Records from a collection
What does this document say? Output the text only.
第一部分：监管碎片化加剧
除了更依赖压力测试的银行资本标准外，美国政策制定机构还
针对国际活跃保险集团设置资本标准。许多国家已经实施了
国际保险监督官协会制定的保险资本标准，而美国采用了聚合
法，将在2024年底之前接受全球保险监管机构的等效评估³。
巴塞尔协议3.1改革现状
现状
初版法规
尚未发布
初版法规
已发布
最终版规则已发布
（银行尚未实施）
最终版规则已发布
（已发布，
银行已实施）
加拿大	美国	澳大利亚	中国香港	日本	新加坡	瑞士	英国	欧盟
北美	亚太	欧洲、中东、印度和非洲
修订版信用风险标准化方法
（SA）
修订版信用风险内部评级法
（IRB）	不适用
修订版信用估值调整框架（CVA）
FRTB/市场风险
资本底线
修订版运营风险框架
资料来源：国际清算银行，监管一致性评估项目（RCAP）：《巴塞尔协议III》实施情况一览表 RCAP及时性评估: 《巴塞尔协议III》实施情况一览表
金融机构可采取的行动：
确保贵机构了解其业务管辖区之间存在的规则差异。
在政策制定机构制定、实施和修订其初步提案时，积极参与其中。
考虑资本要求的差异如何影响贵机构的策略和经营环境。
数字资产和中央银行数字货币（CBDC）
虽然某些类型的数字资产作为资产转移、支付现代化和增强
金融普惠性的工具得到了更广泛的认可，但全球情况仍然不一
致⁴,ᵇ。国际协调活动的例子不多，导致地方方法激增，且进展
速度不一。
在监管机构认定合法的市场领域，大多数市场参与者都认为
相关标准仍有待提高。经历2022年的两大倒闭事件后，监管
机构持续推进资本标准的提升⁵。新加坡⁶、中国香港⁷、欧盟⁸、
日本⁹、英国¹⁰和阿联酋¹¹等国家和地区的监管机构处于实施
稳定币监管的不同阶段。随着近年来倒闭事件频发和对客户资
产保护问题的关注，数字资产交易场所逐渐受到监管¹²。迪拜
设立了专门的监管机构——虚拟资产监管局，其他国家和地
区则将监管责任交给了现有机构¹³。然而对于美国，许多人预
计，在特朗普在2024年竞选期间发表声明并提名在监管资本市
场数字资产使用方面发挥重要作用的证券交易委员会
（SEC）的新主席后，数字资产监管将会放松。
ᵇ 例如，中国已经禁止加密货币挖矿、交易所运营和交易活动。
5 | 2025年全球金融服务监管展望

#### TASK TO CARRY OUT:
Every record above must be duplicated exactly.

#### FULL SOLUTION:
What does this document say? Output the text only.
第一部分：监管碎片化加剧
除了更依赖压力测试的银行资本标准外，美国政策制定机构还
针对国际活跃保险集团设置资本标准。许多国家已经实施了
国际保险监督官协会制定的保险资本标准，而美国采用了聚合
法，将在2024年底之前接受全球保险监管机构的等效评估³。
巴塞尔协议3.1改革现状
现状
初版法规
尚未发布
初版法规
已发布
最终版规则已发布
（银行尚未实施）
最终版规则已发布
（已发布，
银行已实施）
加拿大	美国	澳大利亚	中国香港	日本	新加坡	瑞士	英国	欧盟
北美	亚太	欧洲、中东、印度和非洲
修订版信用风险标准化方法
（SA）
修订版信用风险内部评级法
（IRB）	不适用
修订版信用估值调整框架（CVA）
FRTB/市场风险
资本底线
修订版运营风险框架
资料来源：国际清算银行，监管一致性评估项目（RCAP）：《巴塞尔协议III》实施情况一览表 RCAP及时性评估: 《巴塞尔协议III》实施情况一览表
金融机构可采取的行动：
确保贵机构了解其业务管辖区之间存在的规则差异。
在政策制定机构制定、实施和修订其初步提案时，积极参与其中。
考虑资本要求的差异如何影响贵机构的策略和经营环境。
数字资产和中央银行数字货币（CBDC）
虽然某些类型的数字资产作为资产转移、支付现代化和增强
金融普惠性的工具得到了更广泛的认可，但全球情况仍然不一
致⁴,ᵇ。国际协调活动的例子不多，导致地方方法激增，且进展
速度不一。
在监管机构认定合法的市场领域，大多数市场参与者都认为
相关标准仍有待提高。经历2022年的两大倒闭事件后，监管
机构持续推进资本标准的提升⁵。新加坡⁶、中国香港⁷、欧盟⁸、
日本⁹、英国¹⁰和阿联酋¹¹等国家和地区的监管机构处于实施
稳定币监管的不同阶段。随着近年来倒闭事件频发和对客户资
产保护问题的关注，数字资产交易场所逐渐受到监管¹²。迪拜
设立了专门的监管机构——虚拟资产监管局，其他国家和地
区则将监管责任交给了现有机构¹³。然而对于美国，许多人预
计，在特朗普在2024年竞选期间发表声明并提名在监管资本市
场数字资产使用方面发挥重要作用的证券交易委员会
（SEC）的新主席后，数字资产监管将会放松。
ᵇ 例如，中国已经禁止加密货币挖矿、交易所运营和交易活动。
5 | 2025年全球金融服务监管展望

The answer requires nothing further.